▸ Deine Aufgabe:
Überführe die Einträge unten Zeile für Zeile in eine Markdown-Tabelle mit den Spalten „Nummer“ und „Zeile“. Leerzeilen lässt du dabei weg.
>>>
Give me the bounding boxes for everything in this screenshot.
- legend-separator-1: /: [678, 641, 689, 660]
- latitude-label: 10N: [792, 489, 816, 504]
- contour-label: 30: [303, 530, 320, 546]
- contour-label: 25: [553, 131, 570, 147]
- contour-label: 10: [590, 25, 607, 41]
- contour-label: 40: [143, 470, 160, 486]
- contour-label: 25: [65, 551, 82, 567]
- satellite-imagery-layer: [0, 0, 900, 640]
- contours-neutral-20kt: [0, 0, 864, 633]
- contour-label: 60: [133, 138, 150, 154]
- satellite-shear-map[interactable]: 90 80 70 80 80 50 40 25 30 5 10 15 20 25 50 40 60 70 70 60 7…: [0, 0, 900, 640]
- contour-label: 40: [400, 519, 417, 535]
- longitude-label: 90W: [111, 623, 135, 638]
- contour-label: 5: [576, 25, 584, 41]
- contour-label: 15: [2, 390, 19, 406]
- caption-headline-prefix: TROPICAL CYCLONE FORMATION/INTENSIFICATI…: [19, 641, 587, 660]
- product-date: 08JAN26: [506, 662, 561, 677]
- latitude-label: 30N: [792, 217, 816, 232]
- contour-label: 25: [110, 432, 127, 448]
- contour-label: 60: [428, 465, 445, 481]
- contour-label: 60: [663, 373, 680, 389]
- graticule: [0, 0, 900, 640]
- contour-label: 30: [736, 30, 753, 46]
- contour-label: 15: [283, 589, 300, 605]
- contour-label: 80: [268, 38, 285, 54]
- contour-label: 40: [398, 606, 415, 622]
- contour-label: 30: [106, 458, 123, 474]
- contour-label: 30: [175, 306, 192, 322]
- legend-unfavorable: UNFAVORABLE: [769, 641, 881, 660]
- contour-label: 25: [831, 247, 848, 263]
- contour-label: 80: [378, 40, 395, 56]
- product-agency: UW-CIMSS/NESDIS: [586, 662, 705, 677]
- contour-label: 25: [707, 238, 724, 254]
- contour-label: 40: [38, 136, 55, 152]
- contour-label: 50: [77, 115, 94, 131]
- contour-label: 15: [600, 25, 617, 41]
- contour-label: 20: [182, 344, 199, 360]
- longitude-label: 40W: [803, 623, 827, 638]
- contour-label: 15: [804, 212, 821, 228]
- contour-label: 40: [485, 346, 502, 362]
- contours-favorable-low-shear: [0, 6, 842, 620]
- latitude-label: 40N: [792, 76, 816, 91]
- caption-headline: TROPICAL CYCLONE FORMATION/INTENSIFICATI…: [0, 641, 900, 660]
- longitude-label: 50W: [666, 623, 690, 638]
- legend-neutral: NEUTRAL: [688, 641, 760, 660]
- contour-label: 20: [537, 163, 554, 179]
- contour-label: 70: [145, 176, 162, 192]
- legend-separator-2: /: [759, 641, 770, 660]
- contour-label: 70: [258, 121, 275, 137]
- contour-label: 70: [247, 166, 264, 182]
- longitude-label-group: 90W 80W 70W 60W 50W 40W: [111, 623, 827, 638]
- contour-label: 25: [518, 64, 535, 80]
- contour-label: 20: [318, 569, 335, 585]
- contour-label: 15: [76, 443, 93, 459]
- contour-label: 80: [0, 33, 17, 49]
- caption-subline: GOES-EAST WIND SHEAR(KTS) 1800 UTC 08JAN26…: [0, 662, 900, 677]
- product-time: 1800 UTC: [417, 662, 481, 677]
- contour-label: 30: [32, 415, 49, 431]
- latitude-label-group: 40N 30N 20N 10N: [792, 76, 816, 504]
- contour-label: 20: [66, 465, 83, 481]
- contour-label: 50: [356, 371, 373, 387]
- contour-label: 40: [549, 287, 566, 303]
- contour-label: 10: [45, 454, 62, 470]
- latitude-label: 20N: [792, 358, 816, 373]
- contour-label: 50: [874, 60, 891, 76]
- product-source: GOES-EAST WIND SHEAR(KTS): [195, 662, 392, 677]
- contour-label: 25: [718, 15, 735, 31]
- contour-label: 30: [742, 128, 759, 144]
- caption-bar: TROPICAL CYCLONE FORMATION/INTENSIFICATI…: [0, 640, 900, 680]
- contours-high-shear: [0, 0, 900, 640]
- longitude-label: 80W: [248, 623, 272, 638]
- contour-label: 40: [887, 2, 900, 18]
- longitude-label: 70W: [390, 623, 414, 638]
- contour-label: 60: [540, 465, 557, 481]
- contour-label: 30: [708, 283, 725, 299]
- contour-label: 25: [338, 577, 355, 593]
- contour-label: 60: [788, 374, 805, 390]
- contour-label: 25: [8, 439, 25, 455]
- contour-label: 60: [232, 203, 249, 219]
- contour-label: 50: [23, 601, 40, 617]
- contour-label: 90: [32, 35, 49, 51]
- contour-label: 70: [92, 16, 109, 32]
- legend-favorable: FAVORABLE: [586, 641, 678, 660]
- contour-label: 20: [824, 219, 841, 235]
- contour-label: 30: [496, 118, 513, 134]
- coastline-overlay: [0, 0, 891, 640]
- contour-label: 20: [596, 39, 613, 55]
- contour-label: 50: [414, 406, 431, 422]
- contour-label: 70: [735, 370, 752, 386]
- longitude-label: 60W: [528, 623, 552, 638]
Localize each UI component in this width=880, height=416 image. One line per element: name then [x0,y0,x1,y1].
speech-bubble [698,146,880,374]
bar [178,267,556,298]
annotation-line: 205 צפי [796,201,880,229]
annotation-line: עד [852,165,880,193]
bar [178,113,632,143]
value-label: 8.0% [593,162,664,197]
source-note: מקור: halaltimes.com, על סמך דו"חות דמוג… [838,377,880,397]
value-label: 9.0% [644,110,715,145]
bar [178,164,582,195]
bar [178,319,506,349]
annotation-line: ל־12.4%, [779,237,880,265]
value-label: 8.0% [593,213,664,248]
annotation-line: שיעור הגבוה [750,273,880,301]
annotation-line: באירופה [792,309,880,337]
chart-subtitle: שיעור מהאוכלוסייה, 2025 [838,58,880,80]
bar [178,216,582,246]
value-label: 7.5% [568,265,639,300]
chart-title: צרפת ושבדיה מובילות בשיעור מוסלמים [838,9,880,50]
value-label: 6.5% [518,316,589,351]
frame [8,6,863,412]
<<<
▸ Antwort zur Aufgabe:
| Nummer | Zeile |
|---|---|
| 1 | Give me the bounding boxes for everything in this screenshot. |
| 2 | - legend-separator-1: /: [678, 641, 689, 660] |
| 3 | - latitude-label: 10N: [792, 489, 816, 504] |
| 4 | - contour-label: 30: [303, 530, 320, 546] |
| 5 | - contour-label: 25: [553, 131, 570, 147] |
| 6 | - contour-label: 10: [590, 25, 607, 41] |
| 7 | - contour-label: 40: [143, 470, 160, 486] |
| 8 | - contour-label: 25: [65, 551, 82, 567] |
| 9 | - satellite-imagery-layer: [0, 0, 900, 640] |
| 10 | - contours-neutral-20kt: [0, 0, 864, 633] |
| 11 | - contour-label: 60: [133, 138, 150, 154] |
| 12 | - satellite-shear-map[interactable]: 90 80 70 80 80 50 40 25 30 5 10 15 20 25 50 40 60 70 70 60 7…: [0, 0, 900, 640] |
| 13 | - contour-label: 40: [400, 519, 417, 535] |
| 14 | - longitude-label: 90W: [111, 623, 135, 638] |
| 15 | - contour-label: 5: [576, 25, 584, 41] |
| 16 | - contour-label: 15: [2, 390, 19, 406] |
| 17 | - caption-headline-prefix: TROPICAL CYCLONE FORMATION/INTENSIFICATI…: [19, 641, 587, 660] |
| 18 | - product-date: 08JAN26: [506, 662, 561, 677] |
| 19 | - latitude-label: 30N: [792, 217, 816, 232] |
| 20 | - contour-label: 25: [110, 432, 127, 448] |
| 21 | - contour-label: 60: [428, 465, 445, 481] |
| 22 | - contour-label: 60: [663, 373, 680, 389] |
| 23 | - graticule: [0, 0, 900, 640] |
| 24 | - contour-label: 30: [736, 30, 753, 46] |
| 25 | - contour-label: 15: [283, 589, 300, 605] |
| 26 | - contour-label: 80: [268, 38, 285, 54] |
| 27 | - contour-label: 40: [398, 606, 415, 622] |
| 28 | - contour-label: 30: [106, 458, 123, 474] |
| 29 | - contour-label: 30: [175, 306, 192, 322] |
| 30 | - legend-unfavorable: UNFAVORABLE: [769, 641, 881, 660] |
| 31 | - contour-label: 25: [831, 247, 848, 263] |
| 32 | - contour-label: 80: [378, 40, 395, 56] |
| 33 | - product-agency: UW-CIMSS/NESDIS: [586, 662, 705, 677] |
| 34 | - contour-label: 25: [707, 238, 724, 254] |
| 35 | - contour-label: 40: [38, 136, 55, 152] |
| 36 | - contour-label: 50: [77, 115, 94, 131] |
| 37 | - contour-label: 15: [600, 25, 617, 41] |
| 38 | - contour-label: 20: [182, 344, 199, 360] |
| 39 | - longitude-label: 40W: [803, 623, 827, 638] |
| 40 | - contour-label: 15: [804, 212, 821, 228] |
| 41 | - contour-label: 40: [485, 346, 502, 362] |
| 42 | - contours-favorable-low-shear: [0, 6, 842, 620] |
| 43 | - latitude-label: 40N: [792, 76, 816, 91] |
| 44 | - caption-headline: TROPICAL CYCLONE FORMATION/INTENSIFICATI…: [0, 641, 900, 660] |
| 45 | - longitude-label: 50W: [666, 623, 690, 638] |
| 46 | - legend-neutral: NEUTRAL: [688, 641, 760, 660] |
| 47 | - contour-label: 20: [537, 163, 554, 179] |
| 48 | - contour-label: 70: [145, 176, 162, 192] |
| 49 | - legend-separator-2: /: [759, 641, 770, 660] |
| 50 | - contour-label: 70: [258, 121, 275, 137] |
| 51 | - contour-label: 70: [247, 166, 264, 182] |
| 52 | - longitude-label-group: 90W 80W 70W 60W 50W 40W: [111, 623, 827, 638] |
| 53 | - contour-label: 25: [518, 64, 535, 80] |
| 54 | - contour-label: 20: [318, 569, 335, 585] |
| 55 | - contour-label: 15: [76, 443, 93, 459] |
| 56 | - contour-label: 80: [0, 33, 17, 49] |
| 57 | - caption-subline: GOES-EAST WIND SHEAR(KTS) 1800 UTC 08JAN26…: [0, 662, 900, 677] |
| 58 | - product-time: 1800 UTC: [417, 662, 481, 677] |
| 59 | - contour-label: 30: [32, 415, 49, 431] |
| 60 | - latitude-label-group: 40N 30N 20N 10N: [792, 76, 816, 504] |
| 61 | - contour-label: 20: [66, 465, 83, 481] |
| 62 | - contour-label: 50: [356, 371, 373, 387] |
| 63 | - contour-label: 40: [549, 287, 566, 303] |
| 64 | - contour-label: 10: [45, 454, 62, 470] |
| 65 | - latitude-label: 20N: [792, 358, 816, 373] |
| 66 | - contour-label: 50: [874, 60, 891, 76] |
| 67 | - product-source: GOES-EAST WIND SHEAR(KTS): [195, 662, 392, 677] |
| 68 | - contour-label: 25: [718, 15, 735, 31] |
| 69 | - contour-label: 30: [742, 128, 759, 144] |
| 70 | - caption-bar: TROPICAL CYCLONE FORMATION/INTENSIFICATI…: [0, 640, 900, 680] |
| 71 | - contours-high-shear: [0, 0, 900, 640] |
| 72 | - longitude-label: 80W: [248, 623, 272, 638] |
| 73 | - contour-label: 40: [887, 2, 900, 18] |
| 74 | - longitude-label: 70W: [390, 623, 414, 638] |
| 75 | - contour-label: 60: [540, 465, 557, 481] |
| 76 | - contour-label: 30: [708, 283, 725, 299] |
| 77 | - contour-label: 25: [338, 577, 355, 593] |
| 78 | - contour-label: 60: [788, 374, 805, 390] |
| 79 | - contour-label: 25: [8, 439, 25, 455] |
| 80 | - contour-label: 60: [232, 203, 249, 219] |
| 81 | - contour-label: 50: [23, 601, 40, 617] |
| 82 | - contour-label: 90: [32, 35, 49, 51] |
| 83 | - contour-label: 70: [92, 16, 109, 32] |
| 84 | - legend-favorable: FAVORABLE: [586, 641, 678, 660] |
| 85 | - contour-label: 20: [824, 219, 841, 235] |
| 86 | - contour-label: 30: [496, 118, 513, 134] |
| 87 | - coastline-overlay: [0, 0, 891, 640] |
| 88 | - contour-label: 20: [596, 39, 613, 55] |
| 89 | - contour-label: 50: [414, 406, 431, 422] |
| 90 | - contour-label: 70: [735, 370, 752, 386] |
| 91 | - longitude-label: 60W: [528, 623, 552, 638] |
| 92 | Localize each UI component in this width=880, height=416 image. One line per element: name then [x0,y0,x1,y1]. |
| 93 | speech-bubble [698,146,880,374] |
| 94 | bar [178,267,556,298] |
| 95 | annotation-line: 205 צפי [796,201,880,229] |
| 96 | annotation-line: עד [852,165,880,193] |
| 97 | bar [178,113,632,143] |
| 98 | value-label: 8.0% [593,162,664,197] |
| 99 | source-note: מקור: halaltimes.com, על סמך דו"חות דמוג… [838,377,880,397] |
| 100 | value-label: 9.0% [644,110,715,145] |
| 101 | bar [178,164,582,195] |
| 102 | bar [178,319,506,349] |
| 103 | annotation-line: ל־12.4%, [779,237,880,265] |
| 104 | value-label: 8.0% [593,213,664,248] |
| 105 | annotation-line: שיעור הגבוה [750,273,880,301] |
| 106 | annotation-line: באירופה [792,309,880,337] |
| 107 | chart-subtitle: שיעור מהאוכלוסייה, 2025 [838,58,880,80] |
| 108 | bar [178,216,582,246] |
| 109 | value-label: 7.5% [568,265,639,300] |
| 110 | chart-title: צרפת ושבדיה מובילות בשיעור מוסלמים [838,9,880,50] |
| 111 | value-label: 6.5% [518,316,589,351] |
| 112 | frame [8,6,863,412] |